> **Problem requirements**: Whenever a line contains the string "California", copy it out of the entries.

> **Data for this exercise**:
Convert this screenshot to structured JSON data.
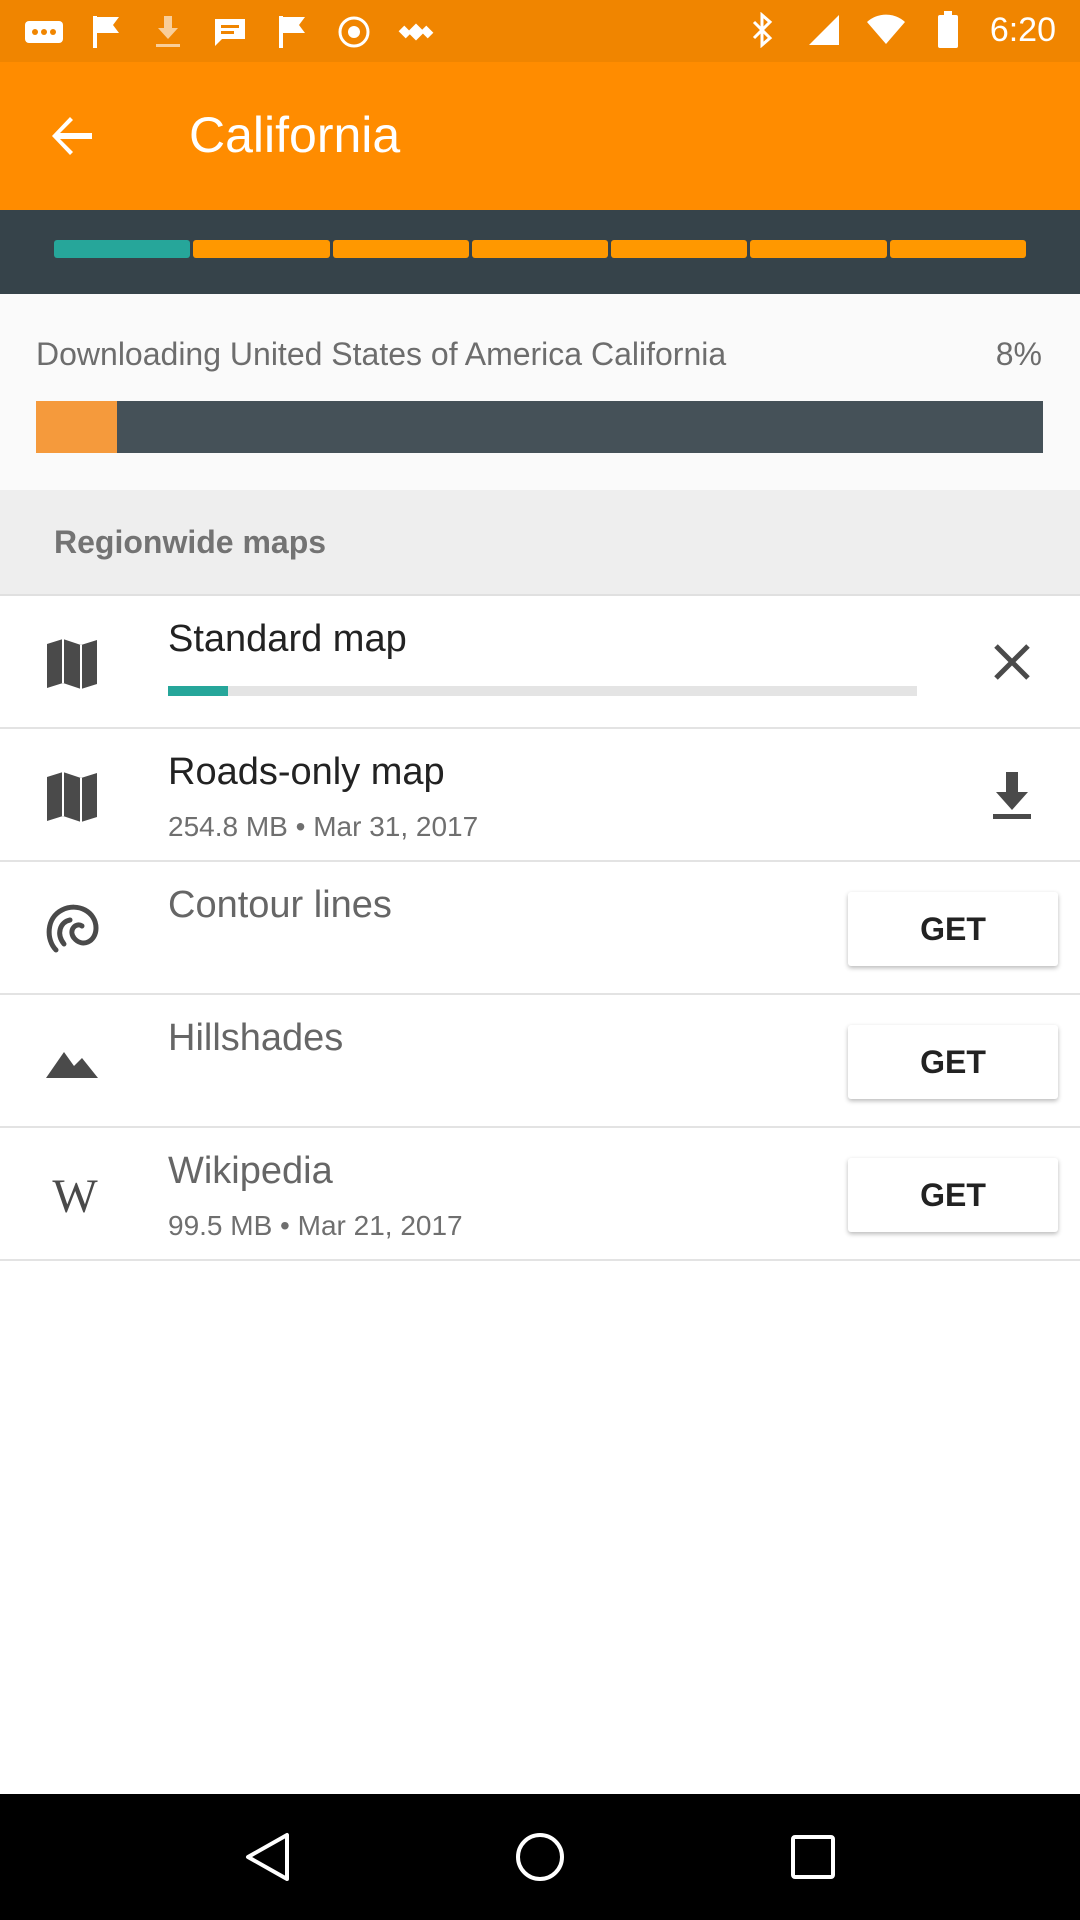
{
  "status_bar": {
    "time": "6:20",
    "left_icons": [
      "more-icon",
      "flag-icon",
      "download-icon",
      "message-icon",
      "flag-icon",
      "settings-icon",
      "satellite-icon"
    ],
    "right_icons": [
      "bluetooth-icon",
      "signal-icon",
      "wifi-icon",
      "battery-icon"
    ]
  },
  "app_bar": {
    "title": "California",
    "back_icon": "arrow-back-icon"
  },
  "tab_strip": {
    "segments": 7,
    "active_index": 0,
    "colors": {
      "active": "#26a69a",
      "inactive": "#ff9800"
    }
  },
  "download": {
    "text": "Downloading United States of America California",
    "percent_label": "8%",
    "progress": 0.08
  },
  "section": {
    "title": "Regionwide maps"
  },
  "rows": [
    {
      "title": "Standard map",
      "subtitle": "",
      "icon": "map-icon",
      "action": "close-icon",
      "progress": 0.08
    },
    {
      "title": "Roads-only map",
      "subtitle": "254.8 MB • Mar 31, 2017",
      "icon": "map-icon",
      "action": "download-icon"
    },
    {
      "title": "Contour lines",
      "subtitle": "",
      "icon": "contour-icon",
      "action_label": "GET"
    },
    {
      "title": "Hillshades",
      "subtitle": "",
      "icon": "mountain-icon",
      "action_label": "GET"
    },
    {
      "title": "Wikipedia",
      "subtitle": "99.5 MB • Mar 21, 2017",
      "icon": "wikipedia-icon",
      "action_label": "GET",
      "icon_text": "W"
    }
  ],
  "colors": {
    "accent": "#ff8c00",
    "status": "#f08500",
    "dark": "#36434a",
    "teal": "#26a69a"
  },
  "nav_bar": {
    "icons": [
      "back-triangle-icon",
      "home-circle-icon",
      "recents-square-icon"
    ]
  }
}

> **Response to the exercise**:
    "title": "California",
    "text": "Downloading United States of America California",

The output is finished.